Print all the entries verbatim.

▸ **Input**

===============

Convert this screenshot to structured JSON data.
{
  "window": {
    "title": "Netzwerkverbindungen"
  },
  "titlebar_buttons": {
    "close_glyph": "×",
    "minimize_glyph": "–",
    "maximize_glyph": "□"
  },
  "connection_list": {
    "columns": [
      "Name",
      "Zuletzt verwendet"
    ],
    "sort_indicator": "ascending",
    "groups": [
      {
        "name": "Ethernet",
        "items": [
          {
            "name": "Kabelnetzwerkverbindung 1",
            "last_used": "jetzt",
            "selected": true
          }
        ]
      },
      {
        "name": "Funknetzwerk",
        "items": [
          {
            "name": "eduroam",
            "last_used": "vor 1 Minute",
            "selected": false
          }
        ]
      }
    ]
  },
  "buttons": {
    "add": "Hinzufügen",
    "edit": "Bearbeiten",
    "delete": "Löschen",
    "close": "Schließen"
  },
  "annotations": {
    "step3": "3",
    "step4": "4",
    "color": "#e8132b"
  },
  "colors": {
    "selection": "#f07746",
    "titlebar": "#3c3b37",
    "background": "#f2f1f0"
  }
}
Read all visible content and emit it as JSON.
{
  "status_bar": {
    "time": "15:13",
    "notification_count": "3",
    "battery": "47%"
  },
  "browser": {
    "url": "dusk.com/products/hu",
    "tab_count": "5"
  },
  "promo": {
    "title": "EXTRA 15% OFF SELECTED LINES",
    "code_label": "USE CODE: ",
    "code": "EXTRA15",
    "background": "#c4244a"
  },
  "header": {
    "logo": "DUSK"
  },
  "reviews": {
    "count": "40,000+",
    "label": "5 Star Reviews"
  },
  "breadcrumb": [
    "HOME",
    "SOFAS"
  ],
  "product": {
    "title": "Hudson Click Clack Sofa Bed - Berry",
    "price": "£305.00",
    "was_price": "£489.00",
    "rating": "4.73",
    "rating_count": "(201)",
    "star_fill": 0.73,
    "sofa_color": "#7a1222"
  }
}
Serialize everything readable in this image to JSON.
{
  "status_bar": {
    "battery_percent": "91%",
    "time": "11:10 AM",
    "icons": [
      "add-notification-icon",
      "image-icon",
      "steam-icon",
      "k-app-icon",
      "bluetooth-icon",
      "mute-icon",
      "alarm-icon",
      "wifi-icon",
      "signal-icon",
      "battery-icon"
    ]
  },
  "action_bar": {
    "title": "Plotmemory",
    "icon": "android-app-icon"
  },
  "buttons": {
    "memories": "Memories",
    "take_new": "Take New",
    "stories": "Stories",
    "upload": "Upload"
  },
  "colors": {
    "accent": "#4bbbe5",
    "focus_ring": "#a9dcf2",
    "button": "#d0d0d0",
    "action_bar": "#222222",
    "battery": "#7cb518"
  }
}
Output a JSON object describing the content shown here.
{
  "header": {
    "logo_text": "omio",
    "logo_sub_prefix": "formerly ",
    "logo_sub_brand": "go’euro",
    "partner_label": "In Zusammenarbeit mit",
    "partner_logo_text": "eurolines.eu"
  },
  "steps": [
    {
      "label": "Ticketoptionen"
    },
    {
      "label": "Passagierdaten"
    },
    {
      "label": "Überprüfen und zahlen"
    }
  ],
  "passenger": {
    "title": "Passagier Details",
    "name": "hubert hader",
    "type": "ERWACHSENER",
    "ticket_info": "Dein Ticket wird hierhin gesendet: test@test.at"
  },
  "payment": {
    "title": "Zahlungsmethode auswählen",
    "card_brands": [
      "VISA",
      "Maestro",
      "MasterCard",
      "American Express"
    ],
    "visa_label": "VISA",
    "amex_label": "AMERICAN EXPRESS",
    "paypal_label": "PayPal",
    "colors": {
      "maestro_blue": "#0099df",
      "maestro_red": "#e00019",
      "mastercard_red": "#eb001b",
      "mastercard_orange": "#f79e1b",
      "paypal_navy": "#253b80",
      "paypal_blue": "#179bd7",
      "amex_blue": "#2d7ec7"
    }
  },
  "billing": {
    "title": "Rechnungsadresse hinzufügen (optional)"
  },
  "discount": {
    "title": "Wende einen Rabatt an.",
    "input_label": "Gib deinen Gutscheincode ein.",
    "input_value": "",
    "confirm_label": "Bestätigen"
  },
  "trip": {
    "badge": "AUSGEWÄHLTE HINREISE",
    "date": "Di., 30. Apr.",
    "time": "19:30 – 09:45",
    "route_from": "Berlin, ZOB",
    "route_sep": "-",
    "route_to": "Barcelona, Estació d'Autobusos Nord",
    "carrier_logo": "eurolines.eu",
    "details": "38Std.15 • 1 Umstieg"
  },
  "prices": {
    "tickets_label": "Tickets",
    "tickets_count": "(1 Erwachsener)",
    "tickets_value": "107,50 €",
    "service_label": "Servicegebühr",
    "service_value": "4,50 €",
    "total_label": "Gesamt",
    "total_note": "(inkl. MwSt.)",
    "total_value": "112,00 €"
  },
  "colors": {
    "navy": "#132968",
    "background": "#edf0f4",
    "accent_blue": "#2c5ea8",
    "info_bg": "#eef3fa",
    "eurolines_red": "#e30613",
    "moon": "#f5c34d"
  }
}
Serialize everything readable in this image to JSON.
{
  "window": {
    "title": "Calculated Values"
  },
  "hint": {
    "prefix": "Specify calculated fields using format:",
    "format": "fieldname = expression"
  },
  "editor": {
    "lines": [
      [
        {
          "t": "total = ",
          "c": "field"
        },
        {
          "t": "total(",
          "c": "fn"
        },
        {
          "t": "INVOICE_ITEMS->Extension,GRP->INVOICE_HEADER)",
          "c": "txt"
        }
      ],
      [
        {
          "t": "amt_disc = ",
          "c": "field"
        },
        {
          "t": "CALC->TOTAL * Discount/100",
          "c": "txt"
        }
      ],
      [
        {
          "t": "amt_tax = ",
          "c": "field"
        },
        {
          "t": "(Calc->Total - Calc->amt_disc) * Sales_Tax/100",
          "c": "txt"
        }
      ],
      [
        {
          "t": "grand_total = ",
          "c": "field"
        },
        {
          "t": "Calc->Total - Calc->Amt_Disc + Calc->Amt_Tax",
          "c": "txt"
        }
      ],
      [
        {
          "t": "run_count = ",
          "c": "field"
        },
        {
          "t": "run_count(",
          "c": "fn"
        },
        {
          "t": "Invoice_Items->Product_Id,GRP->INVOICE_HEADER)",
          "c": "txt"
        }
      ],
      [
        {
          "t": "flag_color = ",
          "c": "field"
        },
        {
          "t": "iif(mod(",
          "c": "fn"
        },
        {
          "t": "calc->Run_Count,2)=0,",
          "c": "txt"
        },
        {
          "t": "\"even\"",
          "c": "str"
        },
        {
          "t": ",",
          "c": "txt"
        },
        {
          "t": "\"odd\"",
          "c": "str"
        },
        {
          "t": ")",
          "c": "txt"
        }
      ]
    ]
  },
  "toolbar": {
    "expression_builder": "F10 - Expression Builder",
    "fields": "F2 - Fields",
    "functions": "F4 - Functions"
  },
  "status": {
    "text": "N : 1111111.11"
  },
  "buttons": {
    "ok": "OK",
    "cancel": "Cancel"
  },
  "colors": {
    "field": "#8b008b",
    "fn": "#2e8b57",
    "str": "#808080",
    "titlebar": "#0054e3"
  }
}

===============

▸ **Solved problem**
Convert this screenshot to structured JSON data.
{
  "window": {
    "title": "Netzwerkverbindungen"
  },
  "titlebar_buttons": {
    "close_glyph": "×",
    "minimize_glyph": "–",
    "maximize_glyph": "□"
  },
  "connection_list": {
    "columns": [
      "Name",
      "Zuletzt verwendet"
    ],
    "sort_indicator": "ascending",
    "groups": [
      {
        "name": "Ethernet",
        "items": [
          {
            "name": "Kabelnetzwerkverbindung 1",
            "last_used": "jetzt",
            "selected": true
          }
        ]
      },
      {
        "name": "Funknetzwerk",
        "items": [
          {
            "name": "eduroam",
            "last_used": "vor 1 Minute",
            "selected": false
          }
        ]
      }
    ]
  },
  "buttons": {
    "add": "Hinzufügen",
    "edit": "Bearbeiten",
    "delete": "Löschen",
    "close": "Schließen"
  },
  "annotations": {
    "step3": "3",
    "step4": "4",
    "color": "#e8132b"
  },
  "colors": {
    "selection": "#f07746",
    "titlebar": "#3c3b37",
    "background": "#f2f1f0"
  }
}
Read all visible content and emit it as JSON.
{
  "status_bar": {
    "time": "15:13",
    "notification_count": "3",
    "battery": "47%"
  },
  "browser": {
    "url": "dusk.com/products/hu",
    "tab_count": "5"
  },
  "promo": {
    "title": "EXTRA 15% OFF SELECTED LINES",
    "code_label": "USE CODE: ",
    "code": "EXTRA15",
    "background": "#c4244a"
  },
  "header": {
    "logo": "DUSK"
  },
  "reviews": {
    "count": "40,000+",
    "label": "5 Star Reviews"
  },
  "breadcrumb": [
    "HOME",
    "SOFAS"
  ],
  "product": {
    "title": "Hudson Click Clack Sofa Bed - Berry",
    "price": "£305.00",
    "was_price": "£489.00",
    "rating": "4.73",
    "rating_count": "(201)",
    "star_fill": 0.73,
    "sofa_color": "#7a1222"
  }
}
Serialize everything readable in this image to JSON.
{
  "status_bar": {
    "battery_percent": "91%",
    "time": "11:10 AM",
    "icons": [
      "add-notification-icon",
      "image-icon",
      "steam-icon",
      "k-app-icon",
      "bluetooth-icon",
      "mute-icon",
      "alarm-icon",
      "wifi-icon",
      "signal-icon",
      "battery-icon"
    ]
  },
  "action_bar": {
    "title": "Plotmemory",
    "icon": "android-app-icon"
  },
  "buttons": {
    "memories": "Memories",
    "take_new": "Take New",
    "stories": "Stories",
    "upload": "Upload"
  },
  "colors": {
    "accent": "#4bbbe5",
    "focus_ring": "#a9dcf2",
    "button": "#d0d0d0",
    "action_bar": "#222222",
    "battery": "#7cb518"
  }
}
Output a JSON object describing the content shown here.
{
  "header": {
    "logo_text": "omio",
    "logo_sub_prefix": "formerly ",
    "logo_sub_brand": "go’euro",
    "partner_label": "In Zusammenarbeit mit",
    "partner_logo_text": "eurolines.eu"
  },
  "steps": [
    {
      "label": "Ticketoptionen"
    },
    {
      "label": "Passagierdaten"
    },
    {
      "label": "Überprüfen und zahlen"
    }
  ],
  "passenger": {
    "title": "Passagier Details",
    "name": "hubert hader",
    "type": "ERWACHSENER",
    "ticket_info": "Dein Ticket wird hierhin gesendet: test@test.at"
  },
  "payment": {
    "title": "Zahlungsmethode auswählen",
    "card_brands": [
      "VISA",
      "Maestro",
      "MasterCard",
      "American Express"
    ],
    "visa_label": "VISA",
    "amex_label": "AMERICAN EXPRESS",
    "paypal_label": "PayPal",
    "colors": {
      "maestro_blue": "#0099df",
      "maestro_red": "#e00019",
      "mastercard_red": "#eb001b",
      "mastercard_orange": "#f79e1b",
      "paypal_navy": "#253b80",
      "paypal_blue": "#179bd7",
      "amex_blue": "#2d7ec7"
    }
  },
  "billing": {
    "title": "Rechnungsadresse hinzufügen (optional)"
  },
  "discount": {
    "title": "Wende einen Rabatt an.",
    "input_label": "Gib deinen Gutscheincode ein.",
    "input_value": "",
    "confirm_label": "Bestätigen"
  },
  "trip": {
    "badge": "AUSGEWÄHLTE HINREISE",
    "date": "Di., 30. Apr.",
    "time": "19:30 – 09:45",
    "route_from": "Berlin, ZOB",
    "route_sep": "-",
    "route_to": "Barcelona, Estació d'Autobusos Nord",
    "carrier_logo": "eurolines.eu",
    "details": "38Std.15 • 1 Umstieg"
  },
  "prices": {
    "tickets_label": "Tickets",
    "tickets_count": "(1 Erwachsener)",
    "tickets_value": "107,50 €",
    "service_label": "Servicegebühr",
    "service_value": "4,50 €",
    "total_label": "Gesamt",
    "total_note": "(inkl. MwSt.)",
    "total_value": "112,00 €"
  },
  "colors": {
    "navy": "#132968",
    "background": "#edf0f4",
    "accent_blue": "#2c5ea8",
    "info_bg": "#eef3fa",
    "eurolines_red": "#e30613",
    "moon": "#f5c34d"
  }
}
Serialize everything readable in this image to JSON.
{
  "window": {
    "title": "Calculated Values"
  },
  "hint": {
    "prefix": "Specify calculated fields using format:",
    "format": "fieldname = expression"
  },
  "editor": {
    "lines": [
      [
        {
          "t": "total = ",
          "c": "field"
        },
        {
          "t": "total(",
          "c": "fn"
        },
        {
          "t": "INVOICE_ITEMS->Extension,GRP->INVOICE_HEADER)",
          "c": "txt"
        }
      ],
      [
        {
          "t": "amt_disc = ",
          "c": "field"
        },
        {
          "t": "CALC->TOTAL * Discount/100",
          "c": "txt"
        }
      ],
      [
        {
          "t": "amt_tax = ",
          "c": "field"
        },
        {
          "t": "(Calc->Total - Calc->amt_disc) * Sales_Tax/100",
          "c": "txt"
        }
      ],
      [
        {
          "t": "grand_total = ",
          "c": "field"
        },
        {
          "t": "Calc->Total - Calc->Amt_Disc + Calc->Amt_Tax",
          "c": "txt"
        }
      ],
      [
        {
          "t": "run_count = ",
          "c": "field"
        },
        {
          "t": "run_count(",
          "c": "fn"
        },
        {
          "t": "Invoice_Items->Product_Id,GRP->INVOICE_HEADER)",
          "c": "txt"
        }
      ],
      [
        {
          "t": "flag_color = ",
          "c": "field"
        },
        {
          "t": "iif(mod(",
          "c": "fn"
        },
        {
          "t": "calc->Run_Count,2)=0,",
          "c": "txt"
        },
        {
          "t": "\"even\"",
          "c": "str"
        },
        {
          "t": ",",
          "c": "txt"
        },
        {
          "t": "\"odd\"",
          "c": "str"
        },
        {
          "t": ")",
          "c": "txt"
        }
      ]
    ]
  },
  "toolbar": {
    "expression_builder": "F10 - Expression Builder",
    "fields": "F2 - Fields",
    "functions": "F4 - Functions"
  },
  "status": {
    "text": "N : 1111111.11"
  },
  "buttons": {
    "ok": "OK",
    "cancel": "Cancel"
  },
  "colors": {
    "field": "#8b008b",
    "fn": "#2e8b57",
    "str": "#808080",
    "titlebar": "#0054e3"
  }
}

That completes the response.